## WORK INSTRUCTIONS
Return only the number of lines in the entries below that hold the word "were".

** START OF DATA LINES **

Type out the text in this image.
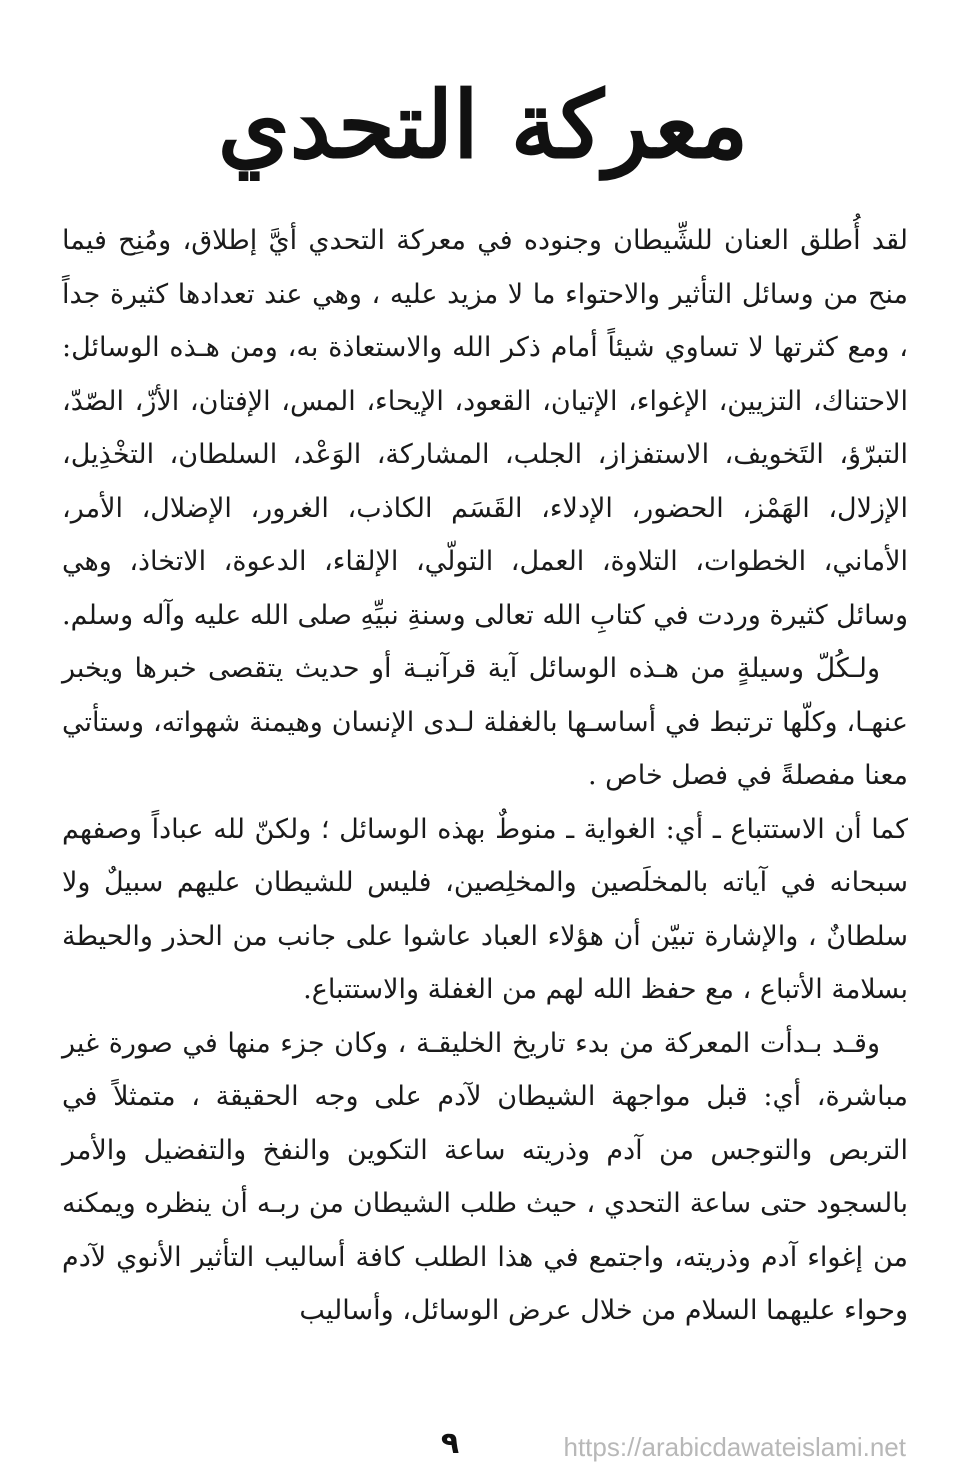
معركة التحدي

لقد أُطلق العنان للشِّيطان وجنوده في معركة التحدي أيَّ إطلاق، ومُنِح فيما منح من وسائل التأثير والاحتواء ما لا مزيد عليه ، وهي عند تعدادها كثيرة جداً ، ومع كثرتها لا تساوي شيئاً أمام ذكر الله والاستعاذة به، ومن هـذه الوسائل: الاحتناك، التزيين، الإغواء، الإتيان، القعود، الإيحاء، المس، الإفتان، الأزّ، الصّدّ، التبرّؤ، التَخويف، الاستفزاز، الجلب، المشاركة، الوَعْد، السلطان، التخْذِيل، الإزلال، الهَمْز، الحضور، الإدلاء، القَسَم الكاذب، الغرور، الإضلال، الأمر، الأماني، الخطوات، التلاوة، العمل، التولّي، الإلقاء، الدعوة، الاتخاذ، وهي وسائل كثيرة وردت في كتابِ الله تعالى وسنةِ نبيِّهِ صلى الله عليه وآله وسلم.

ولـكُلّ وسيلةٍ من هـذه الوسائل آية قرآنيـة أو حديث يتقصى خبرها ويخبر عنهـا، وكلّها ترتبط في أساسـها بالغفلة لـدى الإنسان وهيمنة شهواته، وستأتي معنا مفصلةً في فصل خاص .

كما أن الاستتباع ـ أي: الغواية ـ منوطٌ بهذه الوسائل ؛ ولكنّ لله عباداً وصفهم سبحانه في آياته بالمخلَصين والمخلِصين، فليس للشيطان عليهم سبيلٌ ولا سلطانٌ ، والإشارة تبيّن أن هؤلاء العباد عاشوا على جانب من الحذر والحيطة بسلامة الأتباع ، مع حفظ الله لهم من الغفلة والاستتباع.

وقـد بـدأت المعركة من بدء تاريخ الخليقـة ، وكان جزء منها في صورة غير مباشرة، أي: قبل مواجهة الشيطان لآدم على وجه الحقيقة ، متمثلاً في التربص والتوجس من آدم وذريته ساعة التكوين والنفخ والتفضيل والأمر بالسجود حتى ساعة التحدي ، حيث طلب الشيطان من ربـه أن ينظره ويمكنه من إغواء آدم وذريته، واجتمع في هذا الطلب كافة أساليب التأثير الأنوي لآدم وحواء عليهما السلام من خلال عرض الوسائل، وأساليب

٩	https://arabicdawateislami.net
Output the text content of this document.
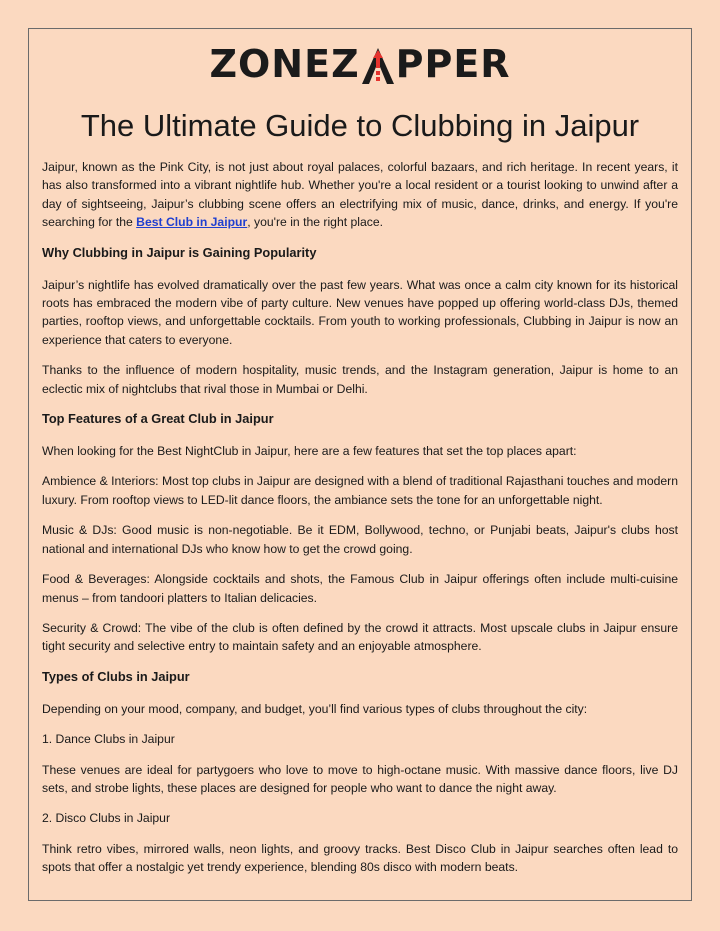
ZONEZ PPER
The Ultimate Guide to Clubbing in Jaipur

Jaipur, known as the Pink City, is not just about royal palaces, colorful bazaars, and rich heritage. In recent years, it has also transformed into a vibrant nightlife hub. Whether you're a local resident or a tourist looking to unwind after a day of sightseeing, Jaipur’s clubbing scene offers an electrifying mix of music, dance, drinks, and energy. If you're searching for the Best Club in Jaipur, you're in the right place.

Why Clubbing in Jaipur is Gaining Popularity

Jaipur’s nightlife has evolved dramatically over the past few years. What was once a calm city known for its historical roots has embraced the modern vibe of party culture. New venues have popped up offering world-class DJs, themed parties, rooftop views, and unforgettable cocktails. From youth to working professionals, Clubbing in Jaipur is now an experience that caters to everyone.

Thanks to the influence of modern hospitality, music trends, and the Instagram generation, Jaipur is home to an eclectic mix of nightclubs that rival those in Mumbai or Delhi.

Top Features of a Great Club in Jaipur

When looking for the Best NightClub in Jaipur, here are a few features that set the top places apart:

Ambience & Interiors: Most top clubs in Jaipur are designed with a blend of traditional Rajasthani touches and modern luxury. From rooftop views to LED-lit dance floors, the ambiance sets the tone for an unforgettable night.

Music & DJs: Good music is non-negotiable. Be it EDM, Bollywood, techno, or Punjabi beats, Jaipur's clubs host national and international DJs who know how to get the crowd going.

Food & Beverages: Alongside cocktails and shots, the Famous Club in Jaipur offerings often include multi-cuisine menus – from tandoori platters to Italian delicacies.

Security & Crowd: The vibe of the club is often defined by the crowd it attracts. Most upscale clubs in Jaipur ensure tight security and selective entry to maintain safety and an enjoyable atmosphere.

Types of Clubs in Jaipur

Depending on your mood, company, and budget, you’ll find various types of clubs throughout the city:

1. Dance Clubs in Jaipur

These venues are ideal for partygoers who love to move to high-octane music. With massive dance floors, live DJ sets, and strobe lights, these places are designed for people who want to dance the night away.

2. Disco Clubs in Jaipur

Think retro vibes, mirrored walls, neon lights, and groovy tracks. Best Disco Club in Jaipur searches often lead to spots that offer a nostalgic yet trendy experience, blending 80s disco with modern beats.
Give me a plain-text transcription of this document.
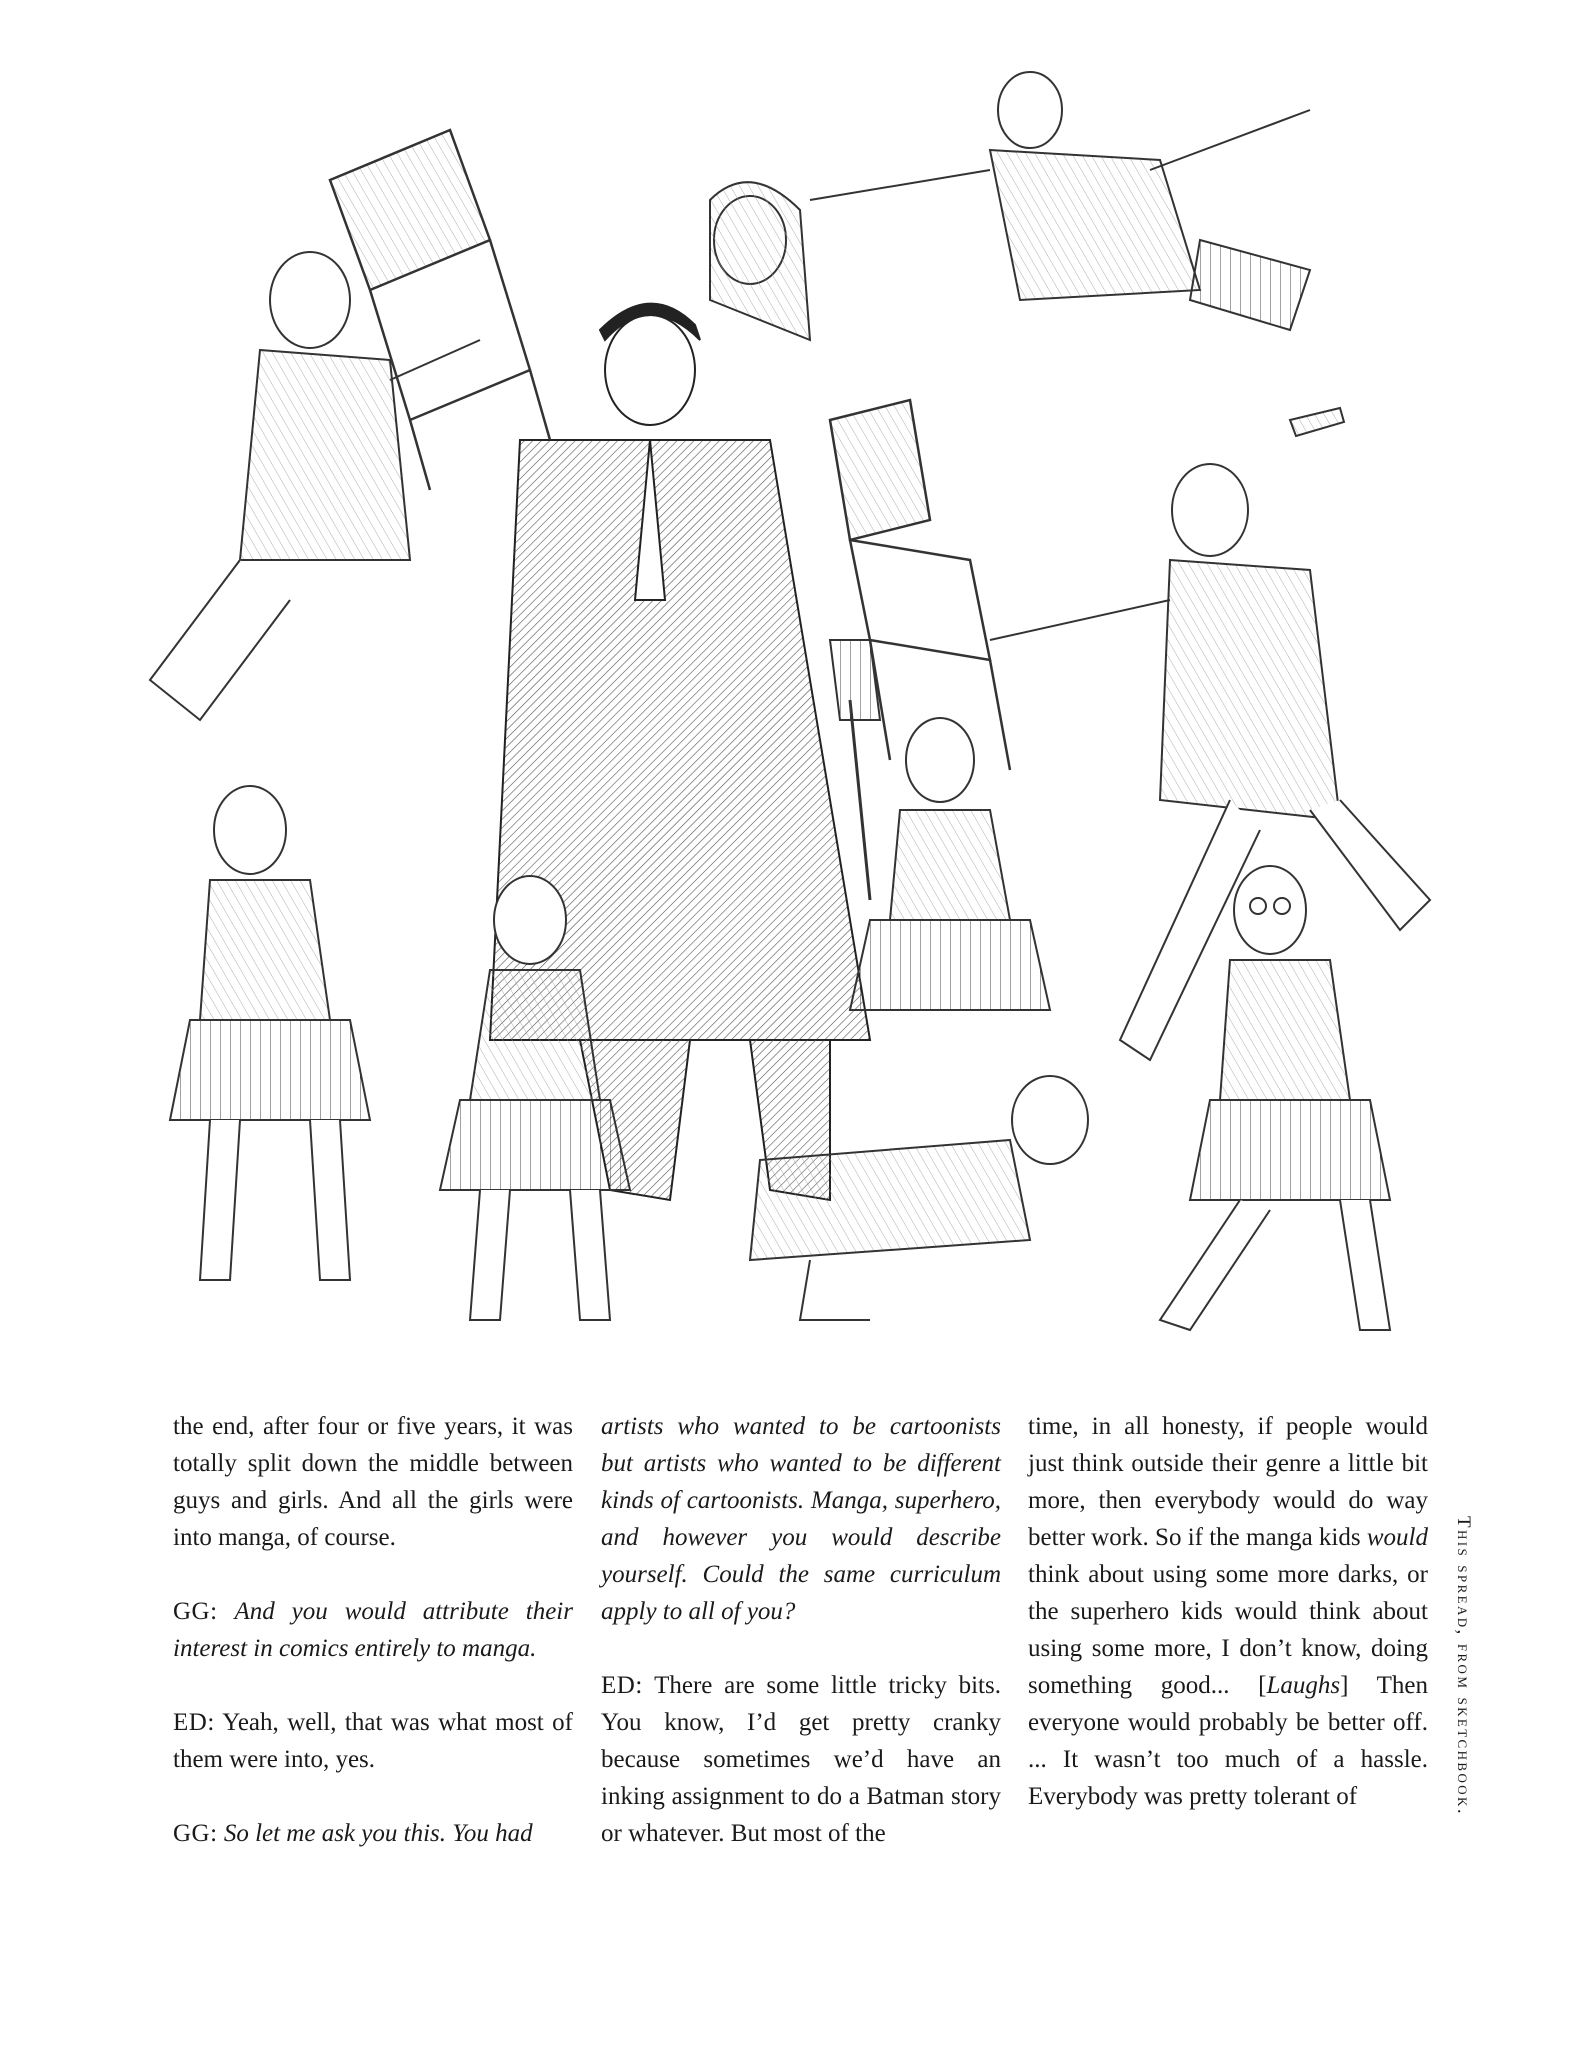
the end, after four or five years, it was totally split down the middle between guys and girls. And all the girls were into manga, of course.

GG: And you would attribute their interest in comics entirely to manga.

ED: Yeah, well, that was what most of them were into, yes.

GG: So let me ask you this. You had

artists who wanted to be cartoonists but artists who wanted to be different kinds of cartoonists. Manga, superhero, and however you would describe yourself. Could the same curriculum apply to all of you?

ED: There are some little tricky bits. You know, I’d get pretty cranky because sometimes we’d have an inking assignment to do a Batman story or whatever. But most of the

time, in all honesty, if people would just think outside their genre a little bit more, then everybody would do way better work. So if the manga kids would think about using some more darks, or the superhero kids would think about using some more, I don’t know, doing something good... [Laughs] Then everyone would probably be better off. ... It wasn’t too much of a hassle. Everybody was pretty tolerant of	This spread, from sketchbook.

** END OF DATA LINES **

## CORRECT OUTPUT
2